#### GIVEN ENTRIES ####
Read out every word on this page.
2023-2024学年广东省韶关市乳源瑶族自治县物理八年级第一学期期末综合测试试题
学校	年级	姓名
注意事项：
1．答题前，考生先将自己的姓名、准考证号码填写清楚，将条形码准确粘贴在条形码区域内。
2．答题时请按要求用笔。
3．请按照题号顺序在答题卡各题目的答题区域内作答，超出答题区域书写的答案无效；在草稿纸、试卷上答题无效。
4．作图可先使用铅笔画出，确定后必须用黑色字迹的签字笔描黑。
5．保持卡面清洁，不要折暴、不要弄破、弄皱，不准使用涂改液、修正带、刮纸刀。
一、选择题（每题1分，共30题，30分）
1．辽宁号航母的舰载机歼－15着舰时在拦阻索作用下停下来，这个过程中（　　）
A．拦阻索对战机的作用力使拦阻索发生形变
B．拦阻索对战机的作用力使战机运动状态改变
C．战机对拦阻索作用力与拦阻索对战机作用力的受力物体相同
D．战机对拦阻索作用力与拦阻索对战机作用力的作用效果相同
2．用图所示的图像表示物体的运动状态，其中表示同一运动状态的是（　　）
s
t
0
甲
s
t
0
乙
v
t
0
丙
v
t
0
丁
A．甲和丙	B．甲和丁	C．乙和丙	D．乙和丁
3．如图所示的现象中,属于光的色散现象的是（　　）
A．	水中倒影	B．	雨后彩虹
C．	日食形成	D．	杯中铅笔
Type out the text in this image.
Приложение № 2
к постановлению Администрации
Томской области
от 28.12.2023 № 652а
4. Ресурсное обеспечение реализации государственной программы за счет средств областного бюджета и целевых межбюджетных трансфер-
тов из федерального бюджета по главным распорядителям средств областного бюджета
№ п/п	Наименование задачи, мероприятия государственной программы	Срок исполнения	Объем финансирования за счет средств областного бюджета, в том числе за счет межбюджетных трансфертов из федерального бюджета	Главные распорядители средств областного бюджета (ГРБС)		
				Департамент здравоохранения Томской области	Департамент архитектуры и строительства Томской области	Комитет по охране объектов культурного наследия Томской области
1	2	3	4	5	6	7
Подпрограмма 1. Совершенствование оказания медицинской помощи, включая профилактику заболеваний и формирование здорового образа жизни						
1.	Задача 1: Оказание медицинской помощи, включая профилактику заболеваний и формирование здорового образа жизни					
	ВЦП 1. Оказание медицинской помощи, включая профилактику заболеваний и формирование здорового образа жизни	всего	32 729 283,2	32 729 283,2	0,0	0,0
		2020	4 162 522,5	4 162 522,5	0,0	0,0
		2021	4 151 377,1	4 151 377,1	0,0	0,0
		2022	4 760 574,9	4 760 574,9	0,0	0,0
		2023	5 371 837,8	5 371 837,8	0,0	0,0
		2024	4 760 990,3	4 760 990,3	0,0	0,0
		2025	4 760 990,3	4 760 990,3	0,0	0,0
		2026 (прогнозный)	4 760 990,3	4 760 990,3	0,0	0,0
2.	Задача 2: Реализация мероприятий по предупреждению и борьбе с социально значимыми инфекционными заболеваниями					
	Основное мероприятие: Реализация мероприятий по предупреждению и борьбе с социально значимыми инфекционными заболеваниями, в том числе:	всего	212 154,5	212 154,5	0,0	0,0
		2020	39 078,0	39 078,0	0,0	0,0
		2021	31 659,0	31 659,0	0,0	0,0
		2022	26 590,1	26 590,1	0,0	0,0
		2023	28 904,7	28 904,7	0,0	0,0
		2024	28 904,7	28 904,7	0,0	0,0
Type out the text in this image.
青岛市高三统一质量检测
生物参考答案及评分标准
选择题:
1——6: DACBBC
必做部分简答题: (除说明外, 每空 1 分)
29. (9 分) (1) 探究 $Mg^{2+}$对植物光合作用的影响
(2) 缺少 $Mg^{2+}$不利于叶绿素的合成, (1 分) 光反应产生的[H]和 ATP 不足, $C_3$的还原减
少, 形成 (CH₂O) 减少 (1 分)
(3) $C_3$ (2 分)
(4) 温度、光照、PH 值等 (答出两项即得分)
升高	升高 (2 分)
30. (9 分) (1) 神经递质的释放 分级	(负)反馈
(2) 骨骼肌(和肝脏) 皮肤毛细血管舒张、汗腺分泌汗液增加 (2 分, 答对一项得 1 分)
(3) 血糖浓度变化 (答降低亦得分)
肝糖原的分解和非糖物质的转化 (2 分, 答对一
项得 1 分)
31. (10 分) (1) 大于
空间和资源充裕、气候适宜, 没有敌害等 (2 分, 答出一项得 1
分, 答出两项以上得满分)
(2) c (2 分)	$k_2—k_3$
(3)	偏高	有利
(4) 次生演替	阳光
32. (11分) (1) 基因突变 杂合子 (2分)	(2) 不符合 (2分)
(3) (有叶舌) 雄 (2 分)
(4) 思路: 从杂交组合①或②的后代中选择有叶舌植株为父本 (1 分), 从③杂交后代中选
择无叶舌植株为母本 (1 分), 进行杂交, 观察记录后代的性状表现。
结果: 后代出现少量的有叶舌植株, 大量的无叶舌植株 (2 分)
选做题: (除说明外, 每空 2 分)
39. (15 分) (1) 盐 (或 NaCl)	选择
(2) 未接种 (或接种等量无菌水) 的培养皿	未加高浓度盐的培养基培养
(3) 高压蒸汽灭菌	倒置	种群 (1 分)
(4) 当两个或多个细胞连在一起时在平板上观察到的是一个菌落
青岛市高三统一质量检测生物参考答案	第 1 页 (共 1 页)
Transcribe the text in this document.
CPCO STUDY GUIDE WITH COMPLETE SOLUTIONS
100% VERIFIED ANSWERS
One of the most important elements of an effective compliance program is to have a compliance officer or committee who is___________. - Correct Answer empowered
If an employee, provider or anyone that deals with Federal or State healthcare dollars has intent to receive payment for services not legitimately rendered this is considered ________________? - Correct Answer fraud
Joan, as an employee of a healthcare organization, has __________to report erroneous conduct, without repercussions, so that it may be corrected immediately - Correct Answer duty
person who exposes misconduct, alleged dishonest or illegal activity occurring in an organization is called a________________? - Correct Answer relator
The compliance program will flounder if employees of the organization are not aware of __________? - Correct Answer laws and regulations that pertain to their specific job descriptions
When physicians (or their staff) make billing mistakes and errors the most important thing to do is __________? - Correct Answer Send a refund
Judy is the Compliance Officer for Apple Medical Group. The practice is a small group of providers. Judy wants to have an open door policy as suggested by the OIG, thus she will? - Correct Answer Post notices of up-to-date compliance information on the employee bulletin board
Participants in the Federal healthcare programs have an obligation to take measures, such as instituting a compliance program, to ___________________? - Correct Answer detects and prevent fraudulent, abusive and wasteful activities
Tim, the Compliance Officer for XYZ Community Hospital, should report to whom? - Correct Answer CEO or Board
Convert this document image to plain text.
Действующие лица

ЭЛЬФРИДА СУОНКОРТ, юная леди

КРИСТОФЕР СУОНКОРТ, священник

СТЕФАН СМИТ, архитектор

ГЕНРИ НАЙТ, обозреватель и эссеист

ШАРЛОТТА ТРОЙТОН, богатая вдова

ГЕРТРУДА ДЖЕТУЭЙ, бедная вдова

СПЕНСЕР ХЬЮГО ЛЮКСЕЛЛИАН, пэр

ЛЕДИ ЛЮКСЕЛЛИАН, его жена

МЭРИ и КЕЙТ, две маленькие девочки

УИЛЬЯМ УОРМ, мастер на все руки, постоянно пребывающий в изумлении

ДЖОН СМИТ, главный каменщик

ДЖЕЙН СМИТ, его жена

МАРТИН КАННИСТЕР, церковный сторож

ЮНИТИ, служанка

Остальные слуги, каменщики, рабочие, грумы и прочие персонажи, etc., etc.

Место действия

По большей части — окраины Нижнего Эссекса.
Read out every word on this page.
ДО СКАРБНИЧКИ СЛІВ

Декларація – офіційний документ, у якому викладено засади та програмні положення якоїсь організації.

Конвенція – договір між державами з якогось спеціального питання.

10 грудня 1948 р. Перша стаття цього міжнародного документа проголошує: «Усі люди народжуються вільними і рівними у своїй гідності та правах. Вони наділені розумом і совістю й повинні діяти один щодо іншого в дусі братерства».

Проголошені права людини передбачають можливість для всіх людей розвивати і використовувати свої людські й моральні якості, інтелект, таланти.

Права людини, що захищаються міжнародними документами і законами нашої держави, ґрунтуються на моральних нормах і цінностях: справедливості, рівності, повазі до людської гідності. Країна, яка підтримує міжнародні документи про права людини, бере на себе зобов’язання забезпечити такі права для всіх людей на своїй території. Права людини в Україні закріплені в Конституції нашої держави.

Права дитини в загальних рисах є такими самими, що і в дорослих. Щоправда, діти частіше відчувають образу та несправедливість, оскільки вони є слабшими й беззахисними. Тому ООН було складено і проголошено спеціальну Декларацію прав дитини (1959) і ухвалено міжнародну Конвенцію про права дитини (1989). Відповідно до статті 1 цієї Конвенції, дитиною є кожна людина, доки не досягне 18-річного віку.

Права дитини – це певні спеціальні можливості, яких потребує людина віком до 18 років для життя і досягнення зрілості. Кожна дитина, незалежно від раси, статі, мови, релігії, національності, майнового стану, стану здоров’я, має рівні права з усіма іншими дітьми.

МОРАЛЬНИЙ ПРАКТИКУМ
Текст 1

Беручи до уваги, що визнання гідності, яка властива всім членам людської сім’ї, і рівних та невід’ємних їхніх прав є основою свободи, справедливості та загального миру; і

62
####
Show, from the listing above, each line that contains the word "формирование".

SOLUTION FOR THIS PROBLEM:
Подпрограмма 1. Совершенствование оказания медицинской помощи, включая профилактику заболеваний и формирование здорового образа жизни						
1.	Задача 1: Оказание медицинской помощи, включая профилактику заболеваний и формирование здорового образа жизни					
	ВЦП 1. Оказание медицинской помощи, включая профилактику заболеваний и формирование здорового образа жизни	всего	32 729 283,2	32 729 283,2	0,0	0,0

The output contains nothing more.